» Provided records:

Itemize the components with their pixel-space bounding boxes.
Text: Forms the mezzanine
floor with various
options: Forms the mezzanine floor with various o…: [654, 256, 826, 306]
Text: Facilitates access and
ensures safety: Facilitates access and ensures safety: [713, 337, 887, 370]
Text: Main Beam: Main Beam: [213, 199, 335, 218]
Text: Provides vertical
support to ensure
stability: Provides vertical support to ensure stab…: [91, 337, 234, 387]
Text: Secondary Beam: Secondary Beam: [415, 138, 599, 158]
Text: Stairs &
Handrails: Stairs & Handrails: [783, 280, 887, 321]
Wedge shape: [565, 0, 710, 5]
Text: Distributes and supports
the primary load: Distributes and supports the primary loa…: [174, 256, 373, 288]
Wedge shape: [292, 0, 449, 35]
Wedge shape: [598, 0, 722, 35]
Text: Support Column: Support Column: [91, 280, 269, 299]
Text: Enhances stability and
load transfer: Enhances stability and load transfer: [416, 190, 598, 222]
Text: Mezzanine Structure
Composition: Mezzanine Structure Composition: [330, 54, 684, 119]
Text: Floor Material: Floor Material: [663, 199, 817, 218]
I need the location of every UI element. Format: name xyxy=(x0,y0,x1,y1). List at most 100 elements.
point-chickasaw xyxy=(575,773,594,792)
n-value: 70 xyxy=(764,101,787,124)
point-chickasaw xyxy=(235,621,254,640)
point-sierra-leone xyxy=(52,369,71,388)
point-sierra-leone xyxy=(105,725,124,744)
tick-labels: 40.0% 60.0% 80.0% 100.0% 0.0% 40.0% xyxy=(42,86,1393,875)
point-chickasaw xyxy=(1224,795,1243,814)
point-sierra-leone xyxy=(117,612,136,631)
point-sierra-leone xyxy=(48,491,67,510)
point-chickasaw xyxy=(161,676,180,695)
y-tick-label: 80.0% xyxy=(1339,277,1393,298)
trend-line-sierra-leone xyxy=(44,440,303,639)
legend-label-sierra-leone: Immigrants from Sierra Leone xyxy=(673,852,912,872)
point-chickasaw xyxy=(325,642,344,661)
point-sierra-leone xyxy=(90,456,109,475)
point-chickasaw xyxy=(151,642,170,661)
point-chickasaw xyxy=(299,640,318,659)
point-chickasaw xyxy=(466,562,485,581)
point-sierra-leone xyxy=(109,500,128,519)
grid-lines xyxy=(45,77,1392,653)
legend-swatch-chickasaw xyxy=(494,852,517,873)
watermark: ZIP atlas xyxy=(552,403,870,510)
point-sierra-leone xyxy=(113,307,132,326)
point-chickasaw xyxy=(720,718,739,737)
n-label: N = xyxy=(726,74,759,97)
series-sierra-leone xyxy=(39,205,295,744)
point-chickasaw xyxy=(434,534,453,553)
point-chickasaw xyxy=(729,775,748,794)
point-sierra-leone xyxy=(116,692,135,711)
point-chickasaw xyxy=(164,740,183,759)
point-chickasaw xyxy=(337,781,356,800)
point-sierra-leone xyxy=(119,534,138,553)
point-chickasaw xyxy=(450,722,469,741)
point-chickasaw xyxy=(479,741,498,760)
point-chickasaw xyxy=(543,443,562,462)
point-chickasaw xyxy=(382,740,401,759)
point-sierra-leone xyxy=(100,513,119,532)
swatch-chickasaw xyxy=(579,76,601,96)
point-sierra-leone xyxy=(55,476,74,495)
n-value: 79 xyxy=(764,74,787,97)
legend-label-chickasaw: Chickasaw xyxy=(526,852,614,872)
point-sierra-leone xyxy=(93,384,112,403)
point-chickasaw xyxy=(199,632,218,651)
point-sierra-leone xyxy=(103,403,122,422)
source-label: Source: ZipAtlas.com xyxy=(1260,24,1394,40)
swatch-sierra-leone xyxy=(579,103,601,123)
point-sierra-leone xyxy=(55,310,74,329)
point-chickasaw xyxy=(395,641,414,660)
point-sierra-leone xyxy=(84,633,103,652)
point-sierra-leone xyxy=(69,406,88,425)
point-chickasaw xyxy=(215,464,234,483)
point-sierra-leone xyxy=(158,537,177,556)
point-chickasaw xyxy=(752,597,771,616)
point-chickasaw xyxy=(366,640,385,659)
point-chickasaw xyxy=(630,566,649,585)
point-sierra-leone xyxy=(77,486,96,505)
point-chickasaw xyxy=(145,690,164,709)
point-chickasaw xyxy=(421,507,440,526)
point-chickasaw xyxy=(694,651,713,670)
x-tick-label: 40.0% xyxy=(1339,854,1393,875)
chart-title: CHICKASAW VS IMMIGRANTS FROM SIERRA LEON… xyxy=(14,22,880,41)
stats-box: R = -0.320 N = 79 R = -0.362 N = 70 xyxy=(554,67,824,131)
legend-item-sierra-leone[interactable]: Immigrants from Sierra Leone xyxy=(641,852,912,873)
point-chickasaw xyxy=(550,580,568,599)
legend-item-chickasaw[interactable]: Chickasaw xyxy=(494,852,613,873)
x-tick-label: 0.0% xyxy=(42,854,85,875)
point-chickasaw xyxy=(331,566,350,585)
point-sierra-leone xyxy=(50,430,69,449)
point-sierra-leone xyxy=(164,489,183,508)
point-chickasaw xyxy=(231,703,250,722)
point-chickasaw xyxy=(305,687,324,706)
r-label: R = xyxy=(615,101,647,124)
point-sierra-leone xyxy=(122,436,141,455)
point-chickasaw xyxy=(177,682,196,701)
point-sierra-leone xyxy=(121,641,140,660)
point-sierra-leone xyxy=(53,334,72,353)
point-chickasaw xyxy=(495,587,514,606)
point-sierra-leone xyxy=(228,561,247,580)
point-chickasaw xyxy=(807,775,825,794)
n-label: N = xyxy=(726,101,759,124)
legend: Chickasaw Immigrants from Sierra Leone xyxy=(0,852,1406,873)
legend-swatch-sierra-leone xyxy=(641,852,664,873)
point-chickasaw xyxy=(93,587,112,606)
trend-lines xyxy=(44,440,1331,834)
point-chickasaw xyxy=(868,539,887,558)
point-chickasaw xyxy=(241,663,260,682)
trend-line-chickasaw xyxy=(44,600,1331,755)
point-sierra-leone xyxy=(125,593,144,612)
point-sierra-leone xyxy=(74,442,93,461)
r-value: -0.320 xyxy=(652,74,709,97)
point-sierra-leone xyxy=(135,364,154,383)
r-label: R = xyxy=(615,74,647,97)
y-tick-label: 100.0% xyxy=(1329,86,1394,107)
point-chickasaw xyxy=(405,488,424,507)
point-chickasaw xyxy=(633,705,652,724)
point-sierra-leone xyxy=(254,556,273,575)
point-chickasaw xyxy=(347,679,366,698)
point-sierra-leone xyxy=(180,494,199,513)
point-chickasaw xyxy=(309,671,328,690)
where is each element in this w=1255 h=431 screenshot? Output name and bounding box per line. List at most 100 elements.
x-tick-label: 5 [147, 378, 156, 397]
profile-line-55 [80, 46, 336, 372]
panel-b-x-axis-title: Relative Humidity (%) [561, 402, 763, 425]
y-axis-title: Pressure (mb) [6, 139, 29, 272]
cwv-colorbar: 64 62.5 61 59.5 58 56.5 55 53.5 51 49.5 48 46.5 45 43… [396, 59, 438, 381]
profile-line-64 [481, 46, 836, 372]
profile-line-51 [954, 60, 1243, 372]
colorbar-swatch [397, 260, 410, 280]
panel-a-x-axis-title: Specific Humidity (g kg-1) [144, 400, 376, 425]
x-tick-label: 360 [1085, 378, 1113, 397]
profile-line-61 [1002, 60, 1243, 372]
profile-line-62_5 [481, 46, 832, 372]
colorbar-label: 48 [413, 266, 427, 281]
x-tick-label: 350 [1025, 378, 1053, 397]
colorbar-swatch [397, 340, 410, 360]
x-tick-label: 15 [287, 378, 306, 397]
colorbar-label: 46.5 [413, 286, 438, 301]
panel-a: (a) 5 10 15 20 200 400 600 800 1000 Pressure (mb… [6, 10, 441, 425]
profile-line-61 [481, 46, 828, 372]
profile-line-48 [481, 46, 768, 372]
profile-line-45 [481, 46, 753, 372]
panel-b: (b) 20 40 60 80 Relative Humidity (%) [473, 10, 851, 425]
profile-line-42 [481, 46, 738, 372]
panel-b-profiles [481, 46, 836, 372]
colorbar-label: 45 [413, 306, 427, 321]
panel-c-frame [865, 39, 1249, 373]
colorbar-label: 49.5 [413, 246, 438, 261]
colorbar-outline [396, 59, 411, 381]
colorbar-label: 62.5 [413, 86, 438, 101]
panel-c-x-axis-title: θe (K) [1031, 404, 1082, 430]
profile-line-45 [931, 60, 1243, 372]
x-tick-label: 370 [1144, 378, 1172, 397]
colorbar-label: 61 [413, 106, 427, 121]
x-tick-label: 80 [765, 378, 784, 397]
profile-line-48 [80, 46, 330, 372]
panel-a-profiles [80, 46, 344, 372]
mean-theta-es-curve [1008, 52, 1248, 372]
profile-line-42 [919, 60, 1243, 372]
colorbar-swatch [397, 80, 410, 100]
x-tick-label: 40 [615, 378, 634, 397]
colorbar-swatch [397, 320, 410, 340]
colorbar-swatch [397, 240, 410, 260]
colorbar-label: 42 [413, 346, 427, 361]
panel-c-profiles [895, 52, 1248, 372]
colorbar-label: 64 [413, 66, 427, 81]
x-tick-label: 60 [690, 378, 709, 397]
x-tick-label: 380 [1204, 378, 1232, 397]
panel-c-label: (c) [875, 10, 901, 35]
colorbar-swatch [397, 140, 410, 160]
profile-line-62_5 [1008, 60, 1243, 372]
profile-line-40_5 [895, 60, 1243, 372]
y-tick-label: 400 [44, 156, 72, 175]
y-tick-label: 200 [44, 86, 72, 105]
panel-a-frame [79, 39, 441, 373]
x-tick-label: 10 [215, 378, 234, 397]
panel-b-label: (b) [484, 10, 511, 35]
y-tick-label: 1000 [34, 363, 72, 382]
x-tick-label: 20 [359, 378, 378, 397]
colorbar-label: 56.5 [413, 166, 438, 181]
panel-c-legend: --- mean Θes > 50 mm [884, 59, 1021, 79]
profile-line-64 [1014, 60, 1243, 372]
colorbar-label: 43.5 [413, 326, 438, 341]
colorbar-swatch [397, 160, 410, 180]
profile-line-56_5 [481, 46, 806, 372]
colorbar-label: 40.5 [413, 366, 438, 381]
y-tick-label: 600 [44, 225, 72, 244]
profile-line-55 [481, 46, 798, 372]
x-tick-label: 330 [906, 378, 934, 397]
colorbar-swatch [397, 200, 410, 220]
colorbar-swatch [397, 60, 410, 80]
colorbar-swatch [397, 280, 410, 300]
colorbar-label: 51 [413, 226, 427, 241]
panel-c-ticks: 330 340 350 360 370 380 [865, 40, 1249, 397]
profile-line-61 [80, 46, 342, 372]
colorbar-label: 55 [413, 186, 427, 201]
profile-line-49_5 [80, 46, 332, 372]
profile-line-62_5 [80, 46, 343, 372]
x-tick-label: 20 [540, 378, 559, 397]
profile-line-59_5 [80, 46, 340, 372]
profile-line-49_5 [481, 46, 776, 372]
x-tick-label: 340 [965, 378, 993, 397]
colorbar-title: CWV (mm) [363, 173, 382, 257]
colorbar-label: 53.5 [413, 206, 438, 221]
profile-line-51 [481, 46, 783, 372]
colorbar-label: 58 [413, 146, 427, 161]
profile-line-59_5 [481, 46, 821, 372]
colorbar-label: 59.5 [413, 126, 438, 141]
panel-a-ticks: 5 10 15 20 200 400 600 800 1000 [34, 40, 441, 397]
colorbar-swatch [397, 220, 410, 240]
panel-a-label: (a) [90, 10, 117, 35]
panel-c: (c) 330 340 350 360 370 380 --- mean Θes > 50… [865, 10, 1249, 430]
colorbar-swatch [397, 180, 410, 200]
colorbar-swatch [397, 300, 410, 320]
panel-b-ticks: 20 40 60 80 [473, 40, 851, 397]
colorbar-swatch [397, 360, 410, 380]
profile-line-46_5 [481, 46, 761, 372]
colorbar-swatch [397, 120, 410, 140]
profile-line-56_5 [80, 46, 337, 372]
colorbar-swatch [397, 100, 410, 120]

» What you need to do: Can you reproduce, word for word, everything from the very start of the material down to and including the line that contains "Wedge shape: [565, 0, 710, 5]"?

» Task result:
Itemize the components with their pixel-space bounding boxes.
Text: Forms the mezzanine
floor with various
options: Forms the mezzanine floor with various o…: [654, 256, 826, 306]
Text: Facilitates access and
ensures safety: Facilitates access and ensures safety: [713, 337, 887, 370]
Text: Main Beam: Main Beam: [213, 199, 335, 218]
Text: Provides vertical
support to ensure
stability: Provides vertical support to ensure stab…: [91, 337, 234, 387]
Text: Secondary Beam: Secondary Beam: [415, 138, 599, 158]
Text: Stairs &
Handrails: Stairs & Handrails: [783, 280, 887, 321]
Wedge shape: [565, 0, 710, 5]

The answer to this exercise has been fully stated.